What you need to do
Retype each entry below, keeping every character the same.

(Dataset items)
----

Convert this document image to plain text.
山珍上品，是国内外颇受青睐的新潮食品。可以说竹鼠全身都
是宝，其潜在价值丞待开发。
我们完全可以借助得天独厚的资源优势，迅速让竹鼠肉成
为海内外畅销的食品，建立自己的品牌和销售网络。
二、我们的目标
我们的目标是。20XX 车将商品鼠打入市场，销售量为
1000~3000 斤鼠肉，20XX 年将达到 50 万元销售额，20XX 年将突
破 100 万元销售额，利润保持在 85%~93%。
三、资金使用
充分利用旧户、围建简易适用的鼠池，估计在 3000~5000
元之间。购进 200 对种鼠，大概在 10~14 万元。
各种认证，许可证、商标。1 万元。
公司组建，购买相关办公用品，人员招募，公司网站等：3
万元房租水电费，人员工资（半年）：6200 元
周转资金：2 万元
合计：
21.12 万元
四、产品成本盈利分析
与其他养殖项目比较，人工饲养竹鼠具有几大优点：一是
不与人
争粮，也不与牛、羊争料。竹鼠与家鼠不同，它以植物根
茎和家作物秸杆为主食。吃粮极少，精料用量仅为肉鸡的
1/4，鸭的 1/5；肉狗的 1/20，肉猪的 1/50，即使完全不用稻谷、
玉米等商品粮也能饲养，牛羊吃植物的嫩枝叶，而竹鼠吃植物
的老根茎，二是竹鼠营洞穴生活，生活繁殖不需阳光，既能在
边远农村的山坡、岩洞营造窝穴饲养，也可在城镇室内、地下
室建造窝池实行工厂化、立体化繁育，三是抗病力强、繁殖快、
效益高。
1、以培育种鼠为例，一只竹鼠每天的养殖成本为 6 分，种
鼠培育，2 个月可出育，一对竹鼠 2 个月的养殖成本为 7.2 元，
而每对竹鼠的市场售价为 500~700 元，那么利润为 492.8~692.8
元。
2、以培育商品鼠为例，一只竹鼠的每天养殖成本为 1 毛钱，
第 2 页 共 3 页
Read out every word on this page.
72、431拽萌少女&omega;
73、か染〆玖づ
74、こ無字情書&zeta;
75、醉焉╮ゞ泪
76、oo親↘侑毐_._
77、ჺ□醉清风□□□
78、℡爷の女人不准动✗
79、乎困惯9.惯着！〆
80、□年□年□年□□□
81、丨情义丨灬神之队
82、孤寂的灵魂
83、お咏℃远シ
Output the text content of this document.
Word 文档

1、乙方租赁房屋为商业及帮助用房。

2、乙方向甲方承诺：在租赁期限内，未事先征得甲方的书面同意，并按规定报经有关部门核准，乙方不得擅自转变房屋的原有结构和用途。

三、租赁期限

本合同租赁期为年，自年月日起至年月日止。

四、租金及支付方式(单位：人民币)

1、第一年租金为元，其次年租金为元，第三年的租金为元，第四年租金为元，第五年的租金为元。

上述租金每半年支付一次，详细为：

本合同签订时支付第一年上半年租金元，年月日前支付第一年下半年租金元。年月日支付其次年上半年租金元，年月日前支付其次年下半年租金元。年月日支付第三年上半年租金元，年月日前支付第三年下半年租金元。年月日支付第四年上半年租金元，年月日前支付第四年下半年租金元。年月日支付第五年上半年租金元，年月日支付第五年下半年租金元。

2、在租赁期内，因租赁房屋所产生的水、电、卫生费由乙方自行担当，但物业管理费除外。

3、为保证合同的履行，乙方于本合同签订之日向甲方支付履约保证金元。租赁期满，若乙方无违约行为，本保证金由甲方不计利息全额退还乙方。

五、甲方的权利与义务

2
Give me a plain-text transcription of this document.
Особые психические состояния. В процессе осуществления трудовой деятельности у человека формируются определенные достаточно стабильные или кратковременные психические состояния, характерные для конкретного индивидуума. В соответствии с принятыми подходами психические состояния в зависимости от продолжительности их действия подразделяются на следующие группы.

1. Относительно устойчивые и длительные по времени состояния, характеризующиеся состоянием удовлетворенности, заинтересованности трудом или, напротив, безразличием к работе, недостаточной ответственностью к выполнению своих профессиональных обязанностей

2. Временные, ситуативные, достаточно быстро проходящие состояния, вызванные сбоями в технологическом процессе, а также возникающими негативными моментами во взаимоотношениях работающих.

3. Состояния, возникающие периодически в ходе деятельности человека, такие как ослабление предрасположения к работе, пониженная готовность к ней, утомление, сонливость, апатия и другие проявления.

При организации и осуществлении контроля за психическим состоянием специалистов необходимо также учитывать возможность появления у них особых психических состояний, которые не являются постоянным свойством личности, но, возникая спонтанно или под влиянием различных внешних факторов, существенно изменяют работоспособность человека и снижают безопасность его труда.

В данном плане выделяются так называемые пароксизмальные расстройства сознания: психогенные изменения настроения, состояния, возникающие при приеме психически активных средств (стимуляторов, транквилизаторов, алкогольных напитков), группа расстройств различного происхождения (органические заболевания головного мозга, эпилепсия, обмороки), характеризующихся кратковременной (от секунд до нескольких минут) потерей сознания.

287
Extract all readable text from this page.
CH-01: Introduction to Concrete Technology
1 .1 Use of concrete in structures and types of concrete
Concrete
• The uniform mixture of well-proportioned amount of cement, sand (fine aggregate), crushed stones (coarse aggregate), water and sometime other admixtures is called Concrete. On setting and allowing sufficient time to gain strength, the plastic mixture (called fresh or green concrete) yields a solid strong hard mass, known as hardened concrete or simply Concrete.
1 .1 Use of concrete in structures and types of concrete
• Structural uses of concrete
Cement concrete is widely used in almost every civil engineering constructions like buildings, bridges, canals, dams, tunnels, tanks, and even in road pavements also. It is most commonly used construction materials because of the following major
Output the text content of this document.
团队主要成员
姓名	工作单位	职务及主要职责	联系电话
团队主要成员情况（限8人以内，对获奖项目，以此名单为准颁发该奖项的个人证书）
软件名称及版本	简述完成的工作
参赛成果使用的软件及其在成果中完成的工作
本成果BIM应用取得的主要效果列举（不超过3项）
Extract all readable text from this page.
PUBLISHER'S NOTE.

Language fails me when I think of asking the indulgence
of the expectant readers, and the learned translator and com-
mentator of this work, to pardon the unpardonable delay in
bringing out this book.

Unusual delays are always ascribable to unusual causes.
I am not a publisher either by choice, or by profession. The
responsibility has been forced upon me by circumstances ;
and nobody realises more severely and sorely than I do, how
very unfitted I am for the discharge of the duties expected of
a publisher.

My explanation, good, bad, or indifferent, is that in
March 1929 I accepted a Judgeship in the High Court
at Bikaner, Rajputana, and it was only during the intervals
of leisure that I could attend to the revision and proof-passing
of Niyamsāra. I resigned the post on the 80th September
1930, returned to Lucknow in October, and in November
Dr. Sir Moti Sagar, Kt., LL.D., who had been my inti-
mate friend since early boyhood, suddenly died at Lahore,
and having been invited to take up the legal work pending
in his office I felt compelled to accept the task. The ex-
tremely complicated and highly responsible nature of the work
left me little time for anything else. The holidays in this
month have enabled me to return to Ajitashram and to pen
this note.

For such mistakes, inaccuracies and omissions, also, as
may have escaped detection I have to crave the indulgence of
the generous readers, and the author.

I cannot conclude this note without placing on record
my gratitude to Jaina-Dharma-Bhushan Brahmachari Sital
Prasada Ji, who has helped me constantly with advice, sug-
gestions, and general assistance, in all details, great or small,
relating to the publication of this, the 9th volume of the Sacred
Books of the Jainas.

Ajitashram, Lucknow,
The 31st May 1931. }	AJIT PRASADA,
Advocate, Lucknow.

----

Exercise response
Convert this document image to plain text.
山珍上品，是国内外颇受青睐的新潮食品。可以说竹鼠全身都
是宝，其潜在价值丞待开发。
我们完全可以借助得天独厚的资源优势，迅速让竹鼠肉成
为海内外畅销的食品，建立自己的品牌和销售网络。
二、我们的目标
我们的目标是。20XX 车将商品鼠打入市场，销售量为
1000~3000 斤鼠肉，20XX 年将达到 50 万元销售额，20XX 年将突
破 100 万元销售额，利润保持在 85%~93%。
三、资金使用
充分利用旧户、围建简易适用的鼠池，估计在 3000~5000
元之间。购进 200 对种鼠，大概在 10~14 万元。
各种认证，许可证、商标。1 万元。
公司组建，购买相关办公用品，人员招募，公司网站等：3
万元房租水电费，人员工资（半年）：6200 元
周转资金：2 万元
合计：
21.12 万元
四、产品成本盈利分析
与其他养殖项目比较，人工饲养竹鼠具有几大优点：一是
不与人
争粮，也不与牛、羊争料。竹鼠与家鼠不同，它以植物根
茎和家作物秸杆为主食。吃粮极少，精料用量仅为肉鸡的
1/4，鸭的 1/5；肉狗的 1/20，肉猪的 1/50，即使完全不用稻谷、
玉米等商品粮也能饲养，牛羊吃植物的嫩枝叶，而竹鼠吃植物
的老根茎，二是竹鼠营洞穴生活，生活繁殖不需阳光，既能在
边远农村的山坡、岩洞营造窝穴饲养，也可在城镇室内、地下
室建造窝池实行工厂化、立体化繁育，三是抗病力强、繁殖快、
效益高。
1、以培育种鼠为例，一只竹鼠每天的养殖成本为 6 分，种
鼠培育，2 个月可出育，一对竹鼠 2 个月的养殖成本为 7.2 元，
而每对竹鼠的市场售价为 500~700 元，那么利润为 492.8~692.8
元。
2、以培育商品鼠为例，一只竹鼠的每天养殖成本为 1 毛钱，
第 2 页 共 3 页
Read out every word on this page.
72、431拽萌少女&omega;
73、か染〆玖づ
74、こ無字情書&zeta;
75、醉焉╮ゞ泪
76、oo親↘侑毐_._
77、ჺ□醉清风□□□
78、℡爷の女人不准动✗
79、乎困惯9.惯着！〆
80、□年□年□年□□□
81、丨情义丨灬神之队
82、孤寂的灵魂
83、お咏℃远シ
Output the text content of this document.
Word 文档

1、乙方租赁房屋为商业及帮助用房。

2、乙方向甲方承诺：在租赁期限内，未事先征得甲方的书面同意，并按规定报经有关部门核准，乙方不得擅自转变房屋的原有结构和用途。

三、租赁期限

本合同租赁期为年，自年月日起至年月日止。

四、租金及支付方式(单位：人民币)

1、第一年租金为元，其次年租金为元，第三年的租金为元，第四年租金为元，第五年的租金为元。

上述租金每半年支付一次，详细为：

本合同签订时支付第一年上半年租金元，年月日前支付第一年下半年租金元。年月日支付其次年上半年租金元，年月日前支付其次年下半年租金元。年月日支付第三年上半年租金元，年月日前支付第三年下半年租金元。年月日支付第四年上半年租金元，年月日前支付第四年下半年租金元。年月日支付第五年上半年租金元，年月日支付第五年下半年租金元。

2、在租赁期内，因租赁房屋所产生的水、电、卫生费由乙方自行担当，但物业管理费除外。

3、为保证合同的履行，乙方于本合同签订之日向甲方支付履约保证金元。租赁期满，若乙方无违约行为，本保证金由甲方不计利息全额退还乙方。

五、甲方的权利与义务

2
Give me a plain-text transcription of this document.
Особые психические состояния. В процессе осуществления трудовой деятельности у человека формируются определенные достаточно стабильные или кратковременные психические состояния, характерные для конкретного индивидуума. В соответствии с принятыми подходами психические состояния в зависимости от продолжительности их действия подразделяются на следующие группы.

1. Относительно устойчивые и длительные по времени состояния, характеризующиеся состоянием удовлетворенности, заинтересованности трудом или, напротив, безразличием к работе, недостаточной ответственностью к выполнению своих профессиональных обязанностей

2. Временные, ситуативные, достаточно быстро проходящие состояния, вызванные сбоями в технологическом процессе, а также возникающими негативными моментами во взаимоотношениях работающих.

3. Состояния, возникающие периодически в ходе деятельности человека, такие как ослабление предрасположения к работе, пониженная готовность к ней, утомление, сонливость, апатия и другие проявления.

При организации и осуществлении контроля за психическим состоянием специалистов необходимо также учитывать возможность появления у них особых психических состояний, которые не являются постоянным свойством личности, но, возникая спонтанно или под влиянием различных внешних факторов, существенно изменяют работоспособность человека и снижают безопасность его труда.

В данном плане выделяются так называемые пароксизмальные расстройства сознания: психогенные изменения настроения, состояния, возникающие при приеме психически активных средств (стимуляторов, транквилизаторов, алкогольных напитков), группа расстройств различного происхождения (органические заболевания головного мозга, эпилепсия, обмороки), характеризующихся кратковременной (от секунд до нескольких минут) потерей сознания.

287
Extract all readable text from this page.
CH-01: Introduction to Concrete Technology
1 .1 Use of concrete in structures and types of concrete
Concrete
• The uniform mixture of well-proportioned amount of cement, sand (fine aggregate), crushed stones (coarse aggregate), water and sometime other admixtures is called Concrete. On setting and allowing sufficient time to gain strength, the plastic mixture (called fresh or green concrete) yields a solid strong hard mass, known as hardened concrete or simply Concrete.
1 .1 Use of concrete in structures and types of concrete
• Structural uses of concrete
Cement concrete is widely used in almost every civil engineering constructions like buildings, bridges, canals, dams, tunnels, tanks, and even in road pavements also. It is most commonly used construction materials because of the following major
Output the text content of this document.
团队主要成员
姓名	工作单位	职务及主要职责	联系电话
团队主要成员情况（限8人以内，对获奖项目，以此名单为准颁发该奖项的个人证书）
软件名称及版本	简述完成的工作
参赛成果使用的软件及其在成果中完成的工作
本成果BIM应用取得的主要效果列举（不超过3项）
Extract all readable text from this page.
PUBLISHER'S NOTE.

Language fails me when I think of asking the indulgence
of the expectant readers, and the learned translator and com-
mentator of this work, to pardon the unpardonable delay in
bringing out this book.

Unusual delays are always ascribable to unusual causes.
I am not a publisher either by choice, or by profession. The
responsibility has been forced upon me by circumstances ;
and nobody realises more severely and sorely than I do, how
very unfitted I am for the discharge of the duties expected of
a publisher.

My explanation, good, bad, or indifferent, is that in
March 1929 I accepted a Judgeship in the High Court
at Bikaner, Rajputana, and it was only during the intervals
of leisure that I could attend to the revision and proof-passing
of Niyamsāra. I resigned the post on the 80th September
1930, returned to Lucknow in October, and in November
Dr. Sir Moti Sagar, Kt., LL.D., who had been my inti-
mate friend since early boyhood, suddenly died at Lahore,
and having been invited to take up the legal work pending
in his office I felt compelled to accept the task. The ex-
tremely complicated and highly responsible nature of the work
left me little time for anything else. The holidays in this
month have enabled me to return to Ajitashram and to pen
this note.

For such mistakes, inaccuracies and omissions, also, as
may have escaped detection I have to crave the indulgence of
the generous readers, and the author.

I cannot conclude this note without placing on record
my gratitude to Jaina-Dharma-Bhushan Brahmachari Sital
Prasada Ji, who has helped me constantly with advice, sug-
gestions, and general assistance, in all details, great or small,
relating to the publication of this, the 9th volume of the Sacred
Books of the Jainas.

Ajitashram, Lucknow,
The 31st May 1931. }	AJIT PRASADA,
Advocate, Lucknow.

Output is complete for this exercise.